═══ Document text

Some political systems are based on beliefs and identity. The American congress is built on spending money. The spoils system long ago became the spoiled system with money as the lubricant of politics. The legacy of a leader used to be measured by his accomplishments, today it’s measured by how much money he managed to extract from the collective pool of real and imaginary money held in the sweaty hands of the legislatures.
Much of the money is imaginary, but in the minds of the politicians it’s all imaginary. Unreality is an elementary tool of price inflation. The more outrageous the markup, the more the merchant works to create an atmosphere where money does not seem to exist and reality bends at the seams. It’s not a new game of a particularly clever one, but the unreality bubble now covers much of Washington D.C.
In the unreality bubble, numbers don’t really mean anything. 2 + 2 does not equal 4, sometimes it equals 1, sometimes a 100, sometimes any number you want it to be. Philosophers have spent thousands of years proving that nothing is real, but until recently they were not being employed as economists.

══════
═══ Data segment

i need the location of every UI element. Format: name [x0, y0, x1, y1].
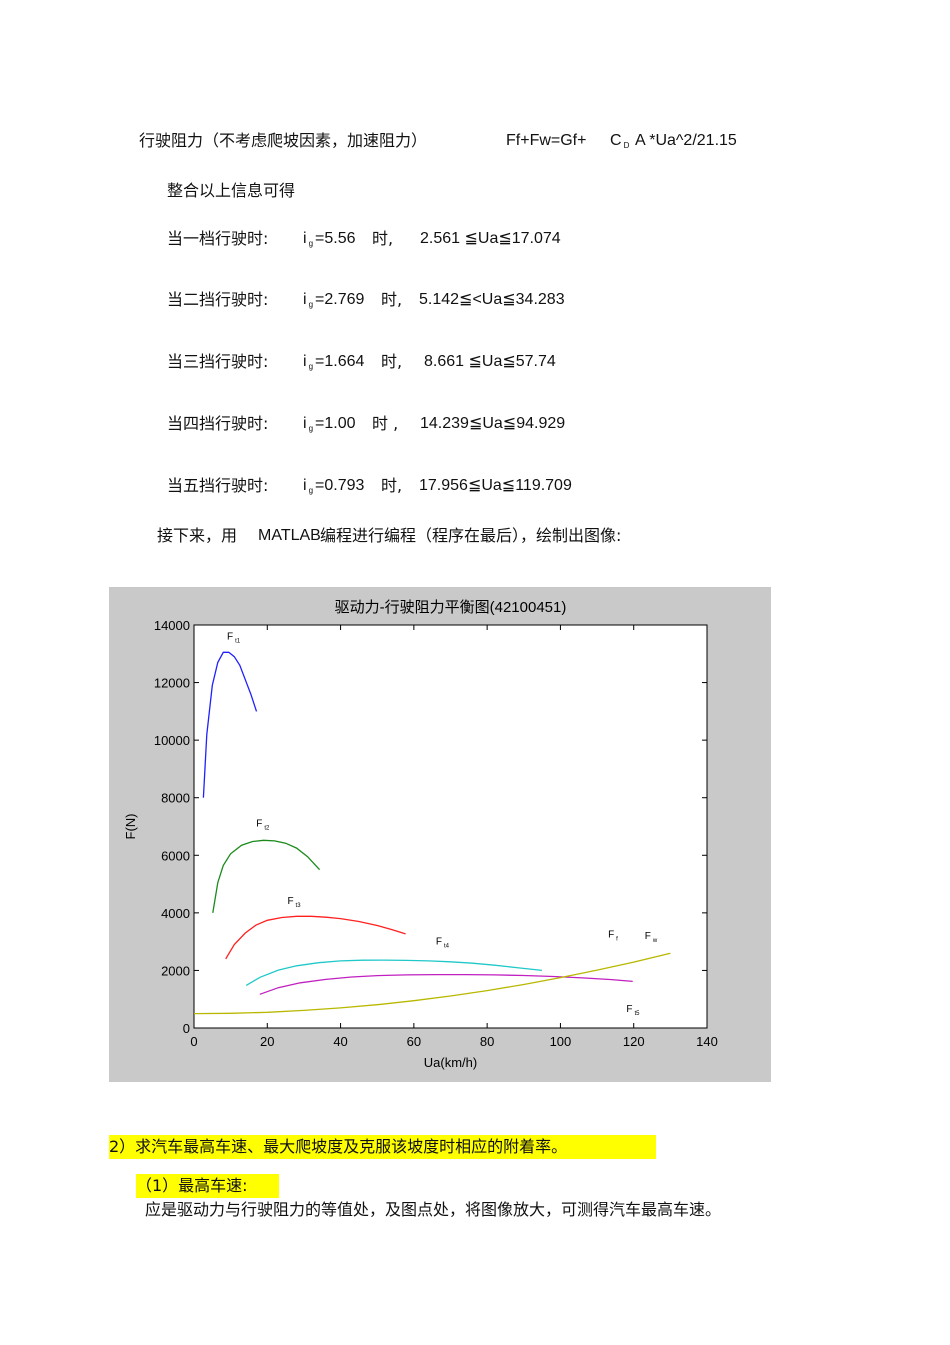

══════

Reproduce the passage on money in Congress word for word, starting at "In the unreality" and ending at "employed as economists.".

In the unreality bubble, numbers don’t really mean anything. 2 + 2 does not equal 4, sometimes it equals 1, sometimes a 100, sometimes any number you want it to be. Philosophers have spent thousands of years proving that nothing is real, but until recently they were not being employed as economists.